### Available data ###
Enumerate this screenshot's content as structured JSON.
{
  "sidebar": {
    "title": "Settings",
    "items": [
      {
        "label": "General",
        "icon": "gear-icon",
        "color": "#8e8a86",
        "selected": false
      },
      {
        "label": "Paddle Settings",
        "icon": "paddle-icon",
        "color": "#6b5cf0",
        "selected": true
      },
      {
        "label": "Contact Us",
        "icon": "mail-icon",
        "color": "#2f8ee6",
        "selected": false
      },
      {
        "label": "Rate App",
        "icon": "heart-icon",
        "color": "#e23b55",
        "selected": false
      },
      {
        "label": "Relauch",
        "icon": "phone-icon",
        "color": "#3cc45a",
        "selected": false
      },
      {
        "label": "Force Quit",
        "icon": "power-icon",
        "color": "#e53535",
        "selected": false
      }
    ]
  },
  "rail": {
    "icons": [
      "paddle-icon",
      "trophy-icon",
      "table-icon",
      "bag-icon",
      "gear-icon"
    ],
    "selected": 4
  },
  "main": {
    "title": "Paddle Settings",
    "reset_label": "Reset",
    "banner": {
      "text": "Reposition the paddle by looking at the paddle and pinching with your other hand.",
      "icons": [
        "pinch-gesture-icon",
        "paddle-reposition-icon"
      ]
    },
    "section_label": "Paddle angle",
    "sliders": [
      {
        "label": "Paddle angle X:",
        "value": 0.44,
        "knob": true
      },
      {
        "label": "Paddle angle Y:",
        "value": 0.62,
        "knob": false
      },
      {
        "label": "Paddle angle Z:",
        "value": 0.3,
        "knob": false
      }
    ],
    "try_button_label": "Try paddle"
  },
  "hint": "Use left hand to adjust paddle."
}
###
Set problem:
Give the listing again, word for word.

Written reply:
Enumerate this screenshot's content as structured JSON.
{
  "sidebar": {
    "title": "Settings",
    "items": [
      {
        "label": "General",
        "icon": "gear-icon",
        "color": "#8e8a86",
        "selected": false
      },
      {
        "label": "Paddle Settings",
        "icon": "paddle-icon",
        "color": "#6b5cf0",
        "selected": true
      },
      {
        "label": "Contact Us",
        "icon": "mail-icon",
        "color": "#2f8ee6",
        "selected": false
      },
      {
        "label": "Rate App",
        "icon": "heart-icon",
        "color": "#e23b55",
        "selected": false
      },
      {
        "label": "Relauch",
        "icon": "phone-icon",
        "color": "#3cc45a",
        "selected": false
      },
      {
        "label": "Force Quit",
        "icon": "power-icon",
        "color": "#e53535",
        "selected": false
      }
    ]
  },
  "rail": {
    "icons": [
      "paddle-icon",
      "trophy-icon",
      "table-icon",
      "bag-icon",
      "gear-icon"
    ],
    "selected": 4
  },
  "main": {
    "title": "Paddle Settings",
    "reset_label": "Reset",
    "banner": {
      "text": "Reposition the paddle by looking at the paddle and pinching with your other hand.",
      "icons": [
        "pinch-gesture-icon",
        "paddle-reposition-icon"
      ]
    },
    "section_label": "Paddle angle",
    "sliders": [
      {
        "label": "Paddle angle X:",
        "value": 0.44,
        "knob": true
      },
      {
        "label": "Paddle angle Y:",
        "value": 0.62,
        "knob": false
      },
      {
        "label": "Paddle angle Z:",
        "value": 0.3,
        "knob": false
      }
    ],
    "try_button_label": "Try paddle"
  },
  "hint": "Use left hand to adjust paddle."
}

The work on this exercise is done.